[START OF SELECTED EXTRACT]
I can maybe see an ATL where Mesoamerican culture diffuses more heavily along the Caribbean and Gulf, but whether these would be wholly Maya would depend on other factors. Plastered white and red cities might attract Spanish conquistadors to the region, especially if they had gold. If they controlled the Seaboard, they could absolutely thwart the European raiding and naval vessels that would be sailing upwards. A full scale Spanish armada might be another story, but they'd have to consider if such an invasion would be worth it or if they're a sufficient threat. It might even give the English and French incentive to just trade with the 'Maya' ports for luxury goods.
Basically everything I would've said has already been brought up. The Maya were already technically in North America (the North American continent does not end at the Rio Grande), there was no Maya Empire, there's no logic behind them moving north en masse, there were other civilizations in the way besides the Maya since they weren't the only city-dwellers in Mesoamerica, merely the most famous, and a migratory Maya group in the modern USA would be even less capable of fending off the Spanish than the so-called "remnants" in the Yucatan. A point about which I want to make, calling the Postclassic Maya "remnants" is rather unfair since they still built large cities that impressed the Spaniards, were still a literate people, and still produced many fine works of art, they just didn't make gigantic pyramids anymore. Plus, they occupied far more than just the Yucatan peninsula, in fact the center of Classic Maya civilization was to the south and the most famous city is in Guatemala, and the Postclassic Maya in the Guatemalan highlands were still relatively powerful, moreso in fact than they were during the Classic.
[END OF SELECTED EXTRACT]
* **PROBLEMS AND TASKS**
a) Restate the part of the Maya alternate-history posts that opens with the words containing "I can maybe" and closes with "for luxury goods.", putting "Portuguese" wherever "Spanish" appears.
b) Extend the Maya alternate-history posts, picking up right after their final sentence.
[START OF RAW DATA]
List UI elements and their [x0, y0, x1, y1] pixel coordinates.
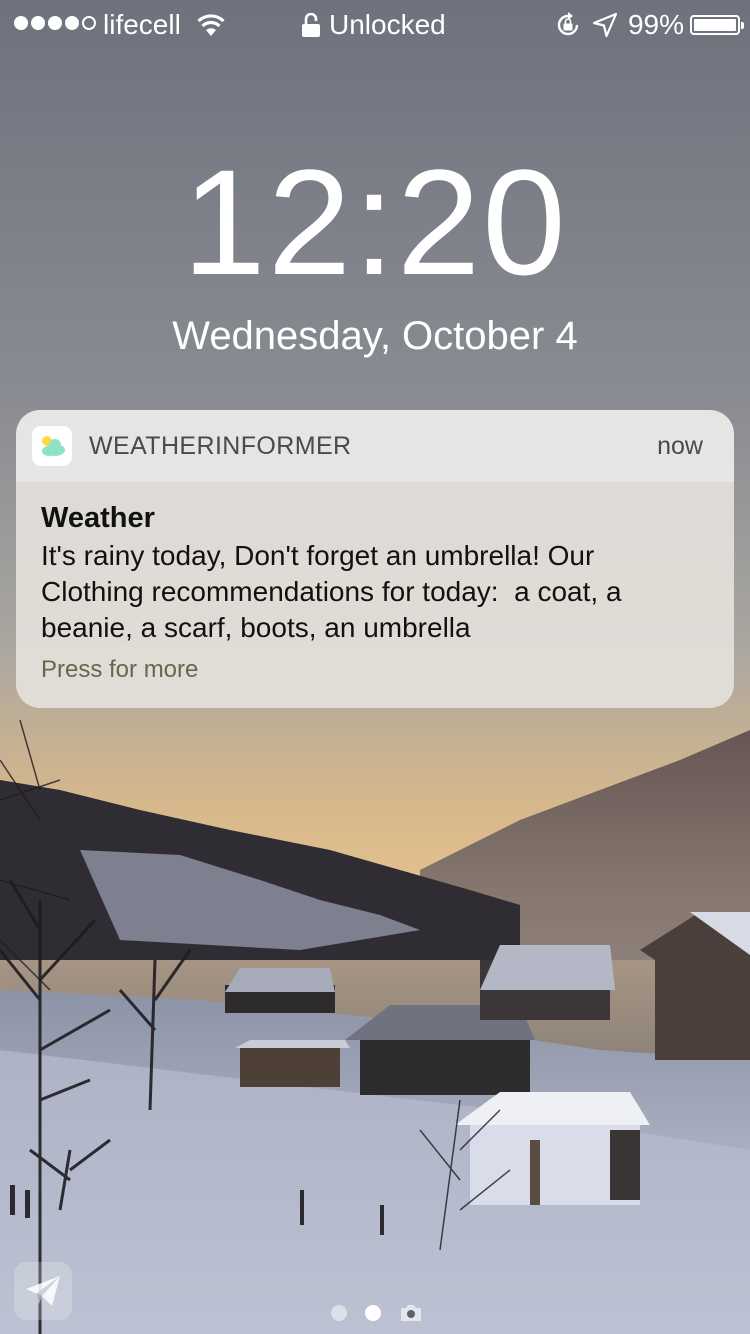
[END OF RAW DATA]
* **EXERCISE ANSWERS**
a)
I can maybe see an ATL where Mesoamerican culture diffuses more heavily along the Caribbean and Gulf, but whether these would be wholly Maya would depend on other factors. Plastered white and red cities might attract Portuguese conquistadors to the region, especially if they had gold. If they controlled the Seaboard, they could absolutely thwart the European raiding and naval vessels that would be sailing upwards. A full scale Portuguese armada might be another story, but they'd have to consider if such an invasion would be worth it or if they're a sufficient threat. It might even give the English and French incentive to just trade with the 'Maya' ports for luxury goods.

b)
Righto! I guess I'll add the Postclassic Maya were still into the pyramid building scene. One of the most prominent examples of Maya civilization, Chichen Itza, is a Postclassic city after all. The 'new' Itza state in the Peten region, the kingdoms of the Guatemala highlands and many Classic cities that 'survived the collapse' had plenty of monumental temple building.
Probably the closest example of an 'empire' ever built by the Maya was Chichen Itza's dominance of the Yucatan and later the confederated League of Mayapan, which dissolved due to political intrigue and broke up into its constituent
kuchkabal'ob; many of which were quite active in the wider trade throughout Mesoamerica and half of the Caribbean. While also not an 'empire', Tikal and Calakmul both controlled large portions of the Southern Lowlands during the later half of the Classic Period.
Why would they move north through lands controlled by other sedentary tribes? The Maya were not the only large population centers during this period, just the best known. A migration the size of an entire Mayan city would incur major population losses by the migrating settlers and the tribes they would encounter.
And as we see from the Itza, migrating long distances wasn't even something considered impossible. But they migrated to areas they knew and could make alliances in with people who spoke mostly the same language. There's precious little incentivizing any Maya group to do this in a completely foreign political landscape.
The later Toltec culture traded with the puebloan cultures of the Rio Grande valley.
Actually, there's been ever-increasing doubt that the Toltecs, as we knew them, actually even
existed -- let alone be the people responsible for trading with the American Southwest (of which an indirect trade network of Mesoamerican and American Southwest groups is assumed to be responsible)! What seemed like a clear-cut narrative of a wide-ranging Aztec precursor seems to be more complicated, and the evidence more indicative of a larger intercultural phenomenon happening throughout Mesoamerica with no clear nexus. Kowalski and Graham's
Twin Tollans is a great book to read up on the latest thinking.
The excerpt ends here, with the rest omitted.